--- PROVIDED RECORDS ---

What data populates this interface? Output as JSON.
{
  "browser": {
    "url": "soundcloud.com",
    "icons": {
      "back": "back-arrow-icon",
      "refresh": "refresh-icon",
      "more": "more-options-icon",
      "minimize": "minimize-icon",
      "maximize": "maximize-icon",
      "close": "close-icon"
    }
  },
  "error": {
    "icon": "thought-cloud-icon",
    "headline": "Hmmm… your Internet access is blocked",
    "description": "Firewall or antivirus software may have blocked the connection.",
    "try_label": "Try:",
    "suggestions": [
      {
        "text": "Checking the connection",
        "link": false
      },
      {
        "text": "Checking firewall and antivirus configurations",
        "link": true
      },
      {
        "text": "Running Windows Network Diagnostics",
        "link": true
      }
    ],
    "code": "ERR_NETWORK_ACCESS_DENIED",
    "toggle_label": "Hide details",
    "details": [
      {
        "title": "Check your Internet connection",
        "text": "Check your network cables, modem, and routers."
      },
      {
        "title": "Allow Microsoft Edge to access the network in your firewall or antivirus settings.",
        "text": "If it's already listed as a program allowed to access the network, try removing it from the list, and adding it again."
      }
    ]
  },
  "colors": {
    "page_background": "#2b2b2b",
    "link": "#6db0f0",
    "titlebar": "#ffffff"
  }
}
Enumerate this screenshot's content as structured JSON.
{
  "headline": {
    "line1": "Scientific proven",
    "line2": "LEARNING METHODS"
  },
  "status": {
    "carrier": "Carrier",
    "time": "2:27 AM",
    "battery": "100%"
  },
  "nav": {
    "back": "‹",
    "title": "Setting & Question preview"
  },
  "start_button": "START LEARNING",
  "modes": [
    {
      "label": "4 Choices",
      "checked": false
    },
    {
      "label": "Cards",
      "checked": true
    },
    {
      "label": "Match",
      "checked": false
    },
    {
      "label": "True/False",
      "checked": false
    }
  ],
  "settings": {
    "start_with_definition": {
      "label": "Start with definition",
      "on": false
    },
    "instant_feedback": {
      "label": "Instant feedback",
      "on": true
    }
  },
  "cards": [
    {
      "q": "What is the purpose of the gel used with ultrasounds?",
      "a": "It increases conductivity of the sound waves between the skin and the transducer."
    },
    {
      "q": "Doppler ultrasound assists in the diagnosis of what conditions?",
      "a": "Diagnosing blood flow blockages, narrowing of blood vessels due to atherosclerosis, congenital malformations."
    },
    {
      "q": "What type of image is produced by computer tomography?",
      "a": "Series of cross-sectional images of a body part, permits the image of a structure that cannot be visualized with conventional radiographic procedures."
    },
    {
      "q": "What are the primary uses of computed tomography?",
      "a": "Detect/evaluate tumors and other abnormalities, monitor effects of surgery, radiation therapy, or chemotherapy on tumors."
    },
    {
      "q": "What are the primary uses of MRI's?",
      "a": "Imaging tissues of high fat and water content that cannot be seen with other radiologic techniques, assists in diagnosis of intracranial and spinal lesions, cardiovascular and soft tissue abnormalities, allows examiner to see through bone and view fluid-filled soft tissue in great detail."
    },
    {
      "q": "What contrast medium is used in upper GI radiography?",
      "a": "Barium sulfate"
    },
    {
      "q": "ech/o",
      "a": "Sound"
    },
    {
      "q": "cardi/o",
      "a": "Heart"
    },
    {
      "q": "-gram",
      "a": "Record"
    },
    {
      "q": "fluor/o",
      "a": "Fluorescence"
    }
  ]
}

---

> **WORK ITEM**:
Could you copy every record above exactly as it appears?

> **WRITTEN ANSWER**:
What data populates this interface? Output as JSON.
{
  "browser": {
    "url": "soundcloud.com",
    "icons": {
      "back": "back-arrow-icon",
      "refresh": "refresh-icon",
      "more": "more-options-icon",
      "minimize": "minimize-icon",
      "maximize": "maximize-icon",
      "close": "close-icon"
    }
  },
  "error": {
    "icon": "thought-cloud-icon",
    "headline": "Hmmm… your Internet access is blocked",
    "description": "Firewall or antivirus software may have blocked the connection.",
    "try_label": "Try:",
    "suggestions": [
      {
        "text": "Checking the connection",
        "link": false
      },
      {
        "text": "Checking firewall and antivirus configurations",
        "link": true
      },
      {
        "text": "Running Windows Network Diagnostics",
        "link": true
      }
    ],
    "code": "ERR_NETWORK_ACCESS_DENIED",
    "toggle_label": "Hide details",
    "details": [
      {
        "title": "Check your Internet connection",
        "text": "Check your network cables, modem, and routers."
      },
      {
        "title": "Allow Microsoft Edge to access the network in your firewall or antivirus settings.",
        "text": "If it's already listed as a program allowed to access the network, try removing it from the list, and adding it again."
      }
    ]
  },
  "colors": {
    "page_background": "#2b2b2b",
    "link": "#6db0f0",
    "titlebar": "#ffffff"
  }
}
Enumerate this screenshot's content as structured JSON.
{
  "headline": {
    "line1": "Scientific proven",
    "line2": "LEARNING METHODS"
  },
  "status": {
    "carrier": "Carrier",
    "time": "2:27 AM",
    "battery": "100%"
  },
  "nav": {
    "back": "‹",
    "title": "Setting & Question preview"
  },
  "start_button": "START LEARNING",
  "modes": [
    {
      "label": "4 Choices",
      "checked": false
    },
    {
      "label": "Cards",
      "checked": true
    },
    {
      "label": "Match",
      "checked": false
    },
    {
      "label": "True/False",
      "checked": false
    }
  ],
  "settings": {
    "start_with_definition": {
      "label": "Start with definition",
      "on": false
    },
    "instant_feedback": {
      "label": "Instant feedback",
      "on": true
    }
  },
  "cards": [
    {
      "q": "What is the purpose of the gel used with ultrasounds?",
      "a": "It increases conductivity of the sound waves between the skin and the transducer."
    },
    {
      "q": "Doppler ultrasound assists in the diagnosis of what conditions?",
      "a": "Diagnosing blood flow blockages, narrowing of blood vessels due to atherosclerosis, congenital malformations."
    },
    {
      "q": "What type of image is produced by computer tomography?",
      "a": "Series of cross-sectional images of a body part, permits the image of a structure that cannot be visualized with conventional radiographic procedures."
    },
    {
      "q": "What are the primary uses of computed tomography?",
      "a": "Detect/evaluate tumors and other abnormalities, monitor effects of surgery, radiation therapy, or chemotherapy on tumors."
    },
    {
      "q": "What are the primary uses of MRI's?",
      "a": "Imaging tissues of high fat and water content that cannot be seen with other radiologic techniques, assists in diagnosis of intracranial and spinal lesions, cardiovascular and soft tissue abnormalities, allows examiner to see through bone and view fluid-filled soft tissue in great detail."
    },
    {
      "q": "What contrast medium is used in upper GI radiography?",
      "a": "Barium sulfate"
    },
    {
      "q": "ech/o",
      "a": "Sound"
    },
    {
      "q": "cardi/o",
      "a": "Heart"
    },
    {
      "q": "-gram",
      "a": "Record"
    },
    {
      "q": "fluor/o",
      "a": "Fluorescence"
    }
  ]
}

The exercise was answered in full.